[Given request]:
Give only the number of lines in the data that include the string "function".
--- Start of Input records ---
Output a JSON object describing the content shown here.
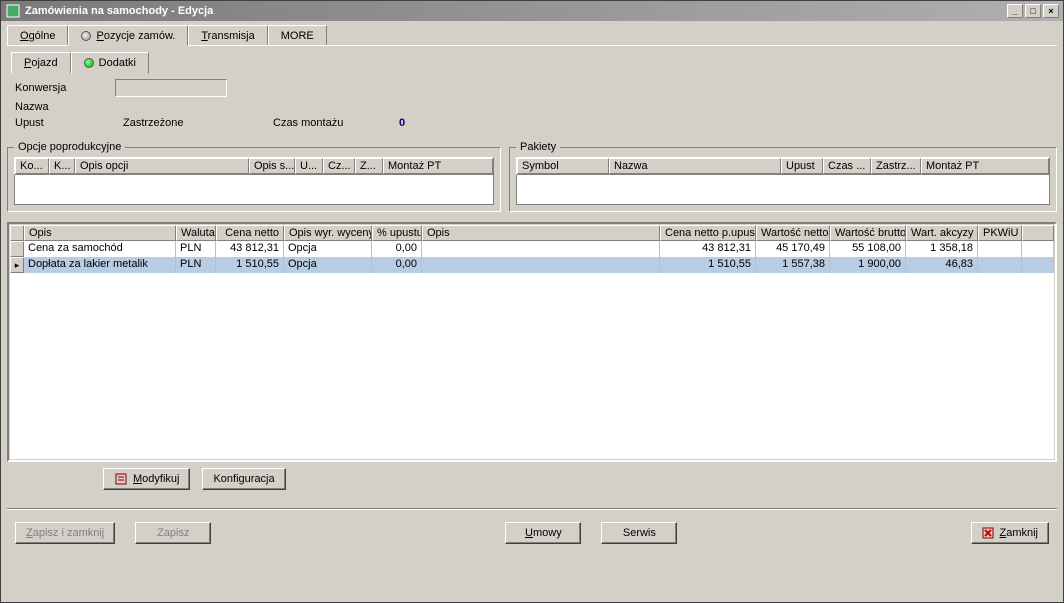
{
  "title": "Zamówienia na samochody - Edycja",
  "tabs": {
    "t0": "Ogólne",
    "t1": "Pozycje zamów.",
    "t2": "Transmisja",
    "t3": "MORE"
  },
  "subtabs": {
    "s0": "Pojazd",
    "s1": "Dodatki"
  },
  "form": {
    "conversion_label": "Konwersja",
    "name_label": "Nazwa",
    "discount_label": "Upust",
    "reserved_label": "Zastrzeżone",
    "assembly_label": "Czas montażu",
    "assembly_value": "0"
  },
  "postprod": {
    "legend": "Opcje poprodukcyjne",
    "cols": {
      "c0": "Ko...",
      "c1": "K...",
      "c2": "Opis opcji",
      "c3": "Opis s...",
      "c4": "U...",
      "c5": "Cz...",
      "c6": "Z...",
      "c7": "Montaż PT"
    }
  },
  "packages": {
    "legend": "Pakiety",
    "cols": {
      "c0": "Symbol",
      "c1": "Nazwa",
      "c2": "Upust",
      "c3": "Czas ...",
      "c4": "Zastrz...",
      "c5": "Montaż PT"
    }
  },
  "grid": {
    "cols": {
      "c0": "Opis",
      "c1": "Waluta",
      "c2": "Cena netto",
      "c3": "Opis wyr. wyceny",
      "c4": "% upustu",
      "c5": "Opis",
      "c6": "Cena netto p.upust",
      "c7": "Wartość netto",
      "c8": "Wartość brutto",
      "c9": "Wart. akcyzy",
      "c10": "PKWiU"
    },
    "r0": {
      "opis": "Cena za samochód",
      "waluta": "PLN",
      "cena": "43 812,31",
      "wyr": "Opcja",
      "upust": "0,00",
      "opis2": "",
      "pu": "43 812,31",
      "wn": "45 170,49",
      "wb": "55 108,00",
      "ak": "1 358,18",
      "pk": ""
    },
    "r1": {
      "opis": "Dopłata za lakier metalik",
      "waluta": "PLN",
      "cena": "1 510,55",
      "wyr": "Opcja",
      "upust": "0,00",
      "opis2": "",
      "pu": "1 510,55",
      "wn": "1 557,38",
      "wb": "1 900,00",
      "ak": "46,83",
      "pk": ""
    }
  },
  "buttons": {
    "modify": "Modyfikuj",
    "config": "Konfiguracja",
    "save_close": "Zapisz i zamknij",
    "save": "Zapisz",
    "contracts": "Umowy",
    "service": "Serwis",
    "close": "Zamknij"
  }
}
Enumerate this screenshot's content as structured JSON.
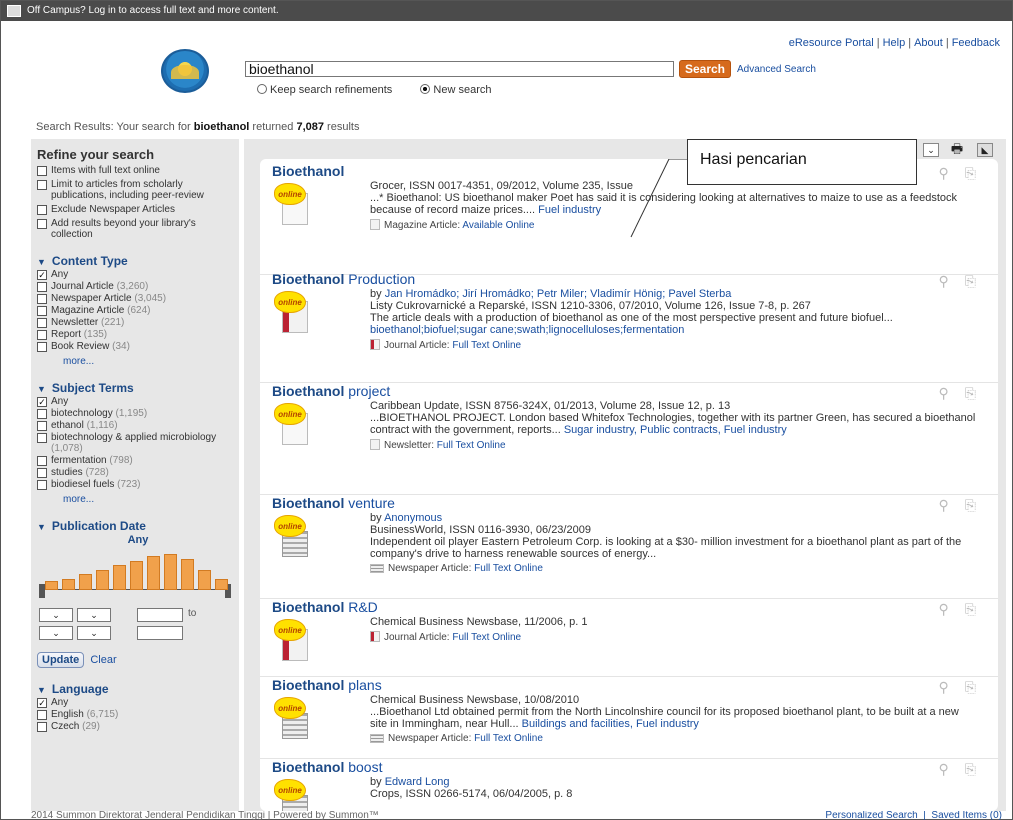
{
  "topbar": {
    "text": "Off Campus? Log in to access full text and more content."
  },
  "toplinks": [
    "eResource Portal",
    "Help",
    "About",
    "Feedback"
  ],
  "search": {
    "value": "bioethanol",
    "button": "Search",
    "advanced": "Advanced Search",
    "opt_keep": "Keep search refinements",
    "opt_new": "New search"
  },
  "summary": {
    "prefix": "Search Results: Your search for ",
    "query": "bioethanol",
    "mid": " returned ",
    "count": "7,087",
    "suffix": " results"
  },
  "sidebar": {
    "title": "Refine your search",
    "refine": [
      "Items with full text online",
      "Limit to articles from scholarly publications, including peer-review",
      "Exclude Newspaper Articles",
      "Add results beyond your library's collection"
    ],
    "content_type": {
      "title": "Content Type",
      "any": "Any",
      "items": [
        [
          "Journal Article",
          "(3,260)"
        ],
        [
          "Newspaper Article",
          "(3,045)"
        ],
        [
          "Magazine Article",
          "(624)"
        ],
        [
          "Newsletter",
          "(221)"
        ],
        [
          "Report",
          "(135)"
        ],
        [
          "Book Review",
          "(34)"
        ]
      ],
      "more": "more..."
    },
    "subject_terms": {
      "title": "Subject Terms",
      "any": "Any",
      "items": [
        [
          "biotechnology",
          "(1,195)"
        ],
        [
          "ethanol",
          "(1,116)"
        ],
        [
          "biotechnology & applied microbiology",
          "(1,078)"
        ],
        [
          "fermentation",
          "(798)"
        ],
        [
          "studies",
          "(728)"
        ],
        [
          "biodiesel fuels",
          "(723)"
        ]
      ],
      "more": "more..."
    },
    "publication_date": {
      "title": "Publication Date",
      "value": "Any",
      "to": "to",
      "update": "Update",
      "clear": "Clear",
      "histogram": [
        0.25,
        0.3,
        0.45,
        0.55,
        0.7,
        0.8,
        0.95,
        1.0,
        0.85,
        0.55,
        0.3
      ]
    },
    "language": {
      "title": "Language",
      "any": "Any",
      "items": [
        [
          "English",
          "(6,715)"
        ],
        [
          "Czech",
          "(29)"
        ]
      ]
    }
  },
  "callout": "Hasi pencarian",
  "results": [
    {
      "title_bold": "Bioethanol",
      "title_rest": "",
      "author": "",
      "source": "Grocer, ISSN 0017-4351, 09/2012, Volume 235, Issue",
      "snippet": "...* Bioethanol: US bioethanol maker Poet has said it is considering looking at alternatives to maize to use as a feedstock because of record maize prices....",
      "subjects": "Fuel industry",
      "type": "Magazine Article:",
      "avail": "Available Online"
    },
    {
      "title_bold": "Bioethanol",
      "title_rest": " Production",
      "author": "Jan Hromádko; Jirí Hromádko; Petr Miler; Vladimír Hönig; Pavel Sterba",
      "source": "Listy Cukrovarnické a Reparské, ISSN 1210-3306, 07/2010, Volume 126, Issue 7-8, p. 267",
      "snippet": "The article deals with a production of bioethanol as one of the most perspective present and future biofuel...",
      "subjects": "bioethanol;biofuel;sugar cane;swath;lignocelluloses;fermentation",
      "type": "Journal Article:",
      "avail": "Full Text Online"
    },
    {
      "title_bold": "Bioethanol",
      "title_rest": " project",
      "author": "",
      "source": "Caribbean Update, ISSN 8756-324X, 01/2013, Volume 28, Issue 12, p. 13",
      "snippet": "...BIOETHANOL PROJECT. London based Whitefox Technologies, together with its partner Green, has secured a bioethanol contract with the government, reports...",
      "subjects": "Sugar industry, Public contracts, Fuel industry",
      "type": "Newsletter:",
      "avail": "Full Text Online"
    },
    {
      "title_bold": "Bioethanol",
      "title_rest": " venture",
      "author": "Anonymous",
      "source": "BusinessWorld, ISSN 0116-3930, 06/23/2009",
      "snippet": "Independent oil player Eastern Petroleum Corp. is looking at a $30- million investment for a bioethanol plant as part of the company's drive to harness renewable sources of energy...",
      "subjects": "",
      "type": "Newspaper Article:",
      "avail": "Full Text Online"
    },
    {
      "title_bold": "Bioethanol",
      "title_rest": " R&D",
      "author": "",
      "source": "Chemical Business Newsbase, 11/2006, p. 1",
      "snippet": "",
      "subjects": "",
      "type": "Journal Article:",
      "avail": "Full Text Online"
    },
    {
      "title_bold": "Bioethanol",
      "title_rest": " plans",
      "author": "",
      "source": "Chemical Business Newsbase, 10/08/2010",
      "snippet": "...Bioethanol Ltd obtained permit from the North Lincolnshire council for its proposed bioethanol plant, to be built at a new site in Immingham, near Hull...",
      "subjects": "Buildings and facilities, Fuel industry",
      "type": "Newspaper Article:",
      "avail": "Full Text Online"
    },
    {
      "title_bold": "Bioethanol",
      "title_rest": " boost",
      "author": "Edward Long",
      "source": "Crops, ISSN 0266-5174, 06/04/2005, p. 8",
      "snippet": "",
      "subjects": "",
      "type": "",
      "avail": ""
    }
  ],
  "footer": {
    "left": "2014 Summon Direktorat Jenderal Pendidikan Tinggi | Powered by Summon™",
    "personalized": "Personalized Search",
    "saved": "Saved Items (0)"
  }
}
--- End of Input records ---
--- Start of Input records ---
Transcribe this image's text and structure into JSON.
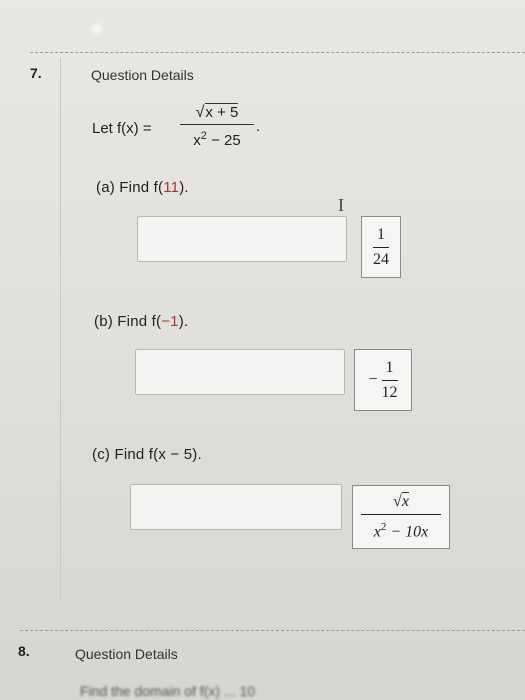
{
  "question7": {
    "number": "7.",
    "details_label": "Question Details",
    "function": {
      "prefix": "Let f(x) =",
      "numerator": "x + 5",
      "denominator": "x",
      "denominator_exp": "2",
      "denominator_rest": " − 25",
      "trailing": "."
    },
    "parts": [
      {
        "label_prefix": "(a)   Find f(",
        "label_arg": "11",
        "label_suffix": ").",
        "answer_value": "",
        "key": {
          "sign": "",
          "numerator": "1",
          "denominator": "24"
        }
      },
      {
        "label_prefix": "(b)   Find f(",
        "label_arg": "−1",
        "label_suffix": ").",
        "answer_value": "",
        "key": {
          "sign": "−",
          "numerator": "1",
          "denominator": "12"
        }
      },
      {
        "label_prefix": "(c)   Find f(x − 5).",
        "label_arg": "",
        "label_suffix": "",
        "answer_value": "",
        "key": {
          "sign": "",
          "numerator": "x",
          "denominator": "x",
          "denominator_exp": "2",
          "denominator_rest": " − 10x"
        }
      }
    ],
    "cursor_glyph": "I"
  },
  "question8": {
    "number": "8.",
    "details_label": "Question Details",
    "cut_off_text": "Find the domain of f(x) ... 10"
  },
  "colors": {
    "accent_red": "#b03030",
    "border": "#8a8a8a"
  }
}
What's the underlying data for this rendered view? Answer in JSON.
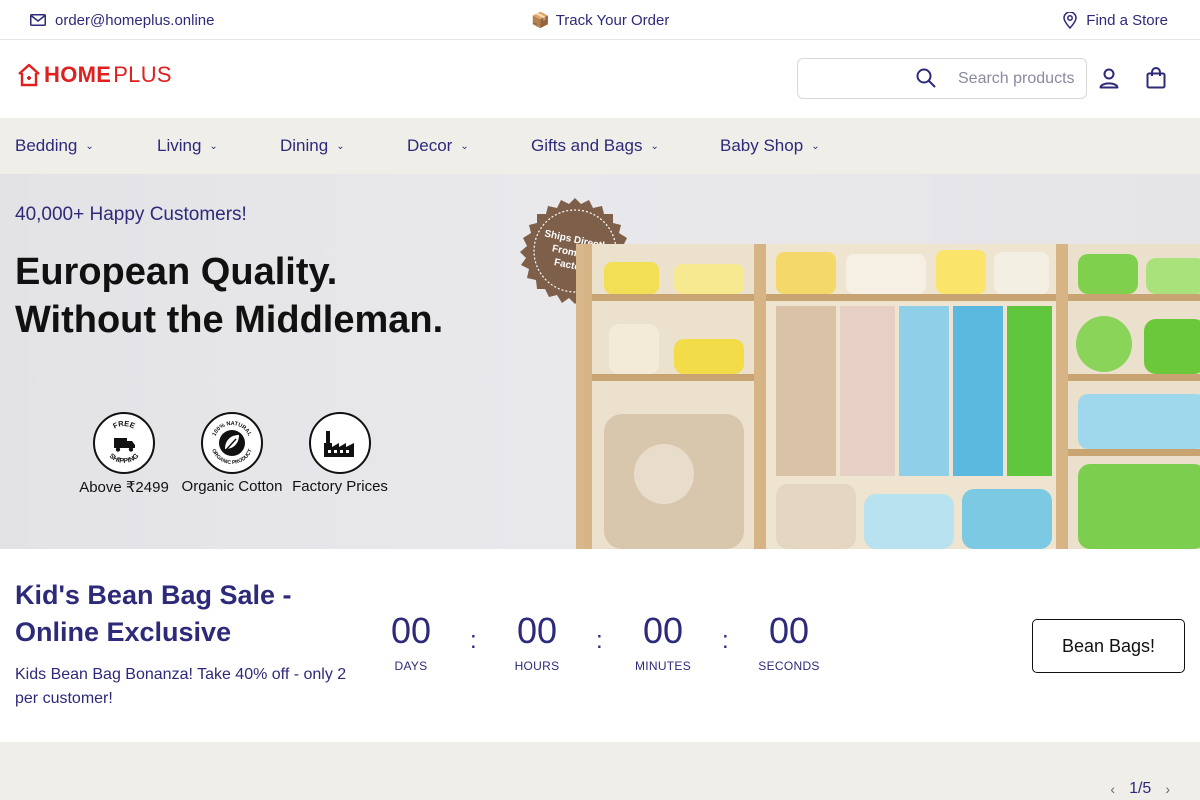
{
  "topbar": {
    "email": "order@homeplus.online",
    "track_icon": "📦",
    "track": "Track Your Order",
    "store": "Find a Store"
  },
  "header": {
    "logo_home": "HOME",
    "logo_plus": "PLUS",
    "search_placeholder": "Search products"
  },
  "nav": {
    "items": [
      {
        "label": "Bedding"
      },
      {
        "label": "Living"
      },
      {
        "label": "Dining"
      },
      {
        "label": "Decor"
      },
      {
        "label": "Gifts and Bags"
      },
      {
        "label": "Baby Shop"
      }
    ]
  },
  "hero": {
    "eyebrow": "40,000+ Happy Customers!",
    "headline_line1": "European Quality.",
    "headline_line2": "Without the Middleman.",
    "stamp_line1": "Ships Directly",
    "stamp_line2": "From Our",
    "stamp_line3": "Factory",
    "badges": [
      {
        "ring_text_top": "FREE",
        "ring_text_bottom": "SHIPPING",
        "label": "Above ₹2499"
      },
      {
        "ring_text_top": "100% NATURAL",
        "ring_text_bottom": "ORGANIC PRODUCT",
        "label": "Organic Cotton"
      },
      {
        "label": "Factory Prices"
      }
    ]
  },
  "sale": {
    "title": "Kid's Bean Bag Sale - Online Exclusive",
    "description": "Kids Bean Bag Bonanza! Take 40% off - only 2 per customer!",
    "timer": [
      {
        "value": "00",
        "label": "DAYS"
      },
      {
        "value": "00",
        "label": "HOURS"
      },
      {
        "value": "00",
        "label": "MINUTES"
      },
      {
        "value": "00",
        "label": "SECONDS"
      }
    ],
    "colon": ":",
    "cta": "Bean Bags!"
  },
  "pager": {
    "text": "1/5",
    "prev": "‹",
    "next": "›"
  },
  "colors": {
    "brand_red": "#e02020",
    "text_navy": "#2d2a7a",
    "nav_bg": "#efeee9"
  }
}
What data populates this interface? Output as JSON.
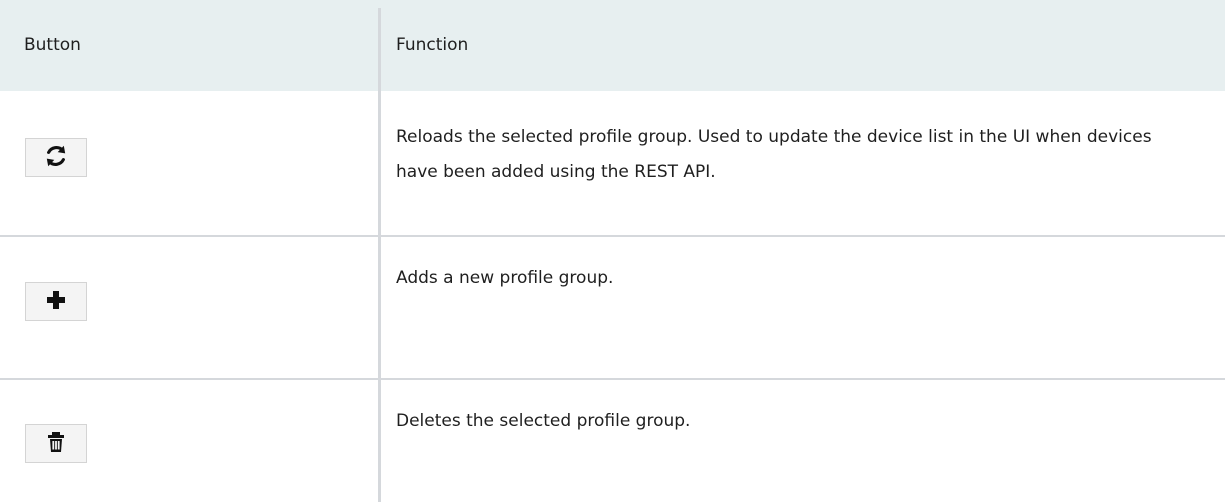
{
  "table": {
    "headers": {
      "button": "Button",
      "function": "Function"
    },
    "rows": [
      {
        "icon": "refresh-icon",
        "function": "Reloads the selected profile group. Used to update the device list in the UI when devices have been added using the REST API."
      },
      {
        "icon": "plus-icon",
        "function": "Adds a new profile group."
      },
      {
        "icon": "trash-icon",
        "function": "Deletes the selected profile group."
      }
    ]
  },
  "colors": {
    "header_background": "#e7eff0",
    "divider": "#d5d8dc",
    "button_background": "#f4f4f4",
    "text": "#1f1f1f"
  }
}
--- End of Input records ---
[Exercise response]:
5